> [Exercise directions]: Repeat the material exactly, every line of it.

> [Stored entries]:
::::::
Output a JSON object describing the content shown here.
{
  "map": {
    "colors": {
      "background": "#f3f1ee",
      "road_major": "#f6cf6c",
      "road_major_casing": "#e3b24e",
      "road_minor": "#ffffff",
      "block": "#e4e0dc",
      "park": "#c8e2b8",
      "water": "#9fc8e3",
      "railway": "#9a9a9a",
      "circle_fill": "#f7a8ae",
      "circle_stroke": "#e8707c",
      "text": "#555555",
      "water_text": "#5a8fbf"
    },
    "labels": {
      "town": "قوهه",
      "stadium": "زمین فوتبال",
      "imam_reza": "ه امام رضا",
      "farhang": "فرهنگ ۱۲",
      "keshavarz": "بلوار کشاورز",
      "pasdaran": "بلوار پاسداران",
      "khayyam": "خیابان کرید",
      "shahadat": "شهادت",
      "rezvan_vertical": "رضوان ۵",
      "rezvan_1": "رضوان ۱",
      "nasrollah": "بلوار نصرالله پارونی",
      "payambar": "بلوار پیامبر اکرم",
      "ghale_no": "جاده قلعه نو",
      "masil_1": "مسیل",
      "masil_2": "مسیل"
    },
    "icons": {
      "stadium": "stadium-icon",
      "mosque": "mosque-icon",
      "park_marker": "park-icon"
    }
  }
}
::::::
> [Solution for this exercise]:
Output a JSON object describing the content shown here.
{
  "map": {
    "colors": {
      "background": "#f3f1ee",
      "road_major": "#f6cf6c",
      "road_major_casing": "#e3b24e",
      "road_minor": "#ffffff",
      "block": "#e4e0dc",
      "park": "#c8e2b8",
      "water": "#9fc8e3",
      "railway": "#9a9a9a",
      "circle_fill": "#f7a8ae",
      "circle_stroke": "#e8707c",
      "text": "#555555",
      "water_text": "#5a8fbf"
    },
    "labels": {
      "town": "قوهه",
      "stadium": "زمین فوتبال",
      "imam_reza": "ه امام رضا",
      "farhang": "فرهنگ ۱۲",
      "keshavarz": "بلوار کشاورز",
      "pasdaran": "بلوار پاسداران",
      "khayyam": "خیابان کرید",
      "shahadat": "شهادت",
      "rezvan_vertical": "رضوان ۵",
      "rezvan_1": "رضوان ۱",
      "nasrollah": "بلوار نصرالله پارونی",
      "payambar": "بلوار پیامبر اکرم",
      "ghale_no": "جاده قلعه نو",
      "masil_1": "مسیل",
      "masil_2": "مسیل"
    },
    "icons": {
      "stadium": "stadium-icon",
      "mosque": "mosque-icon",
      "park_marker": "park-icon"
    }
  }
}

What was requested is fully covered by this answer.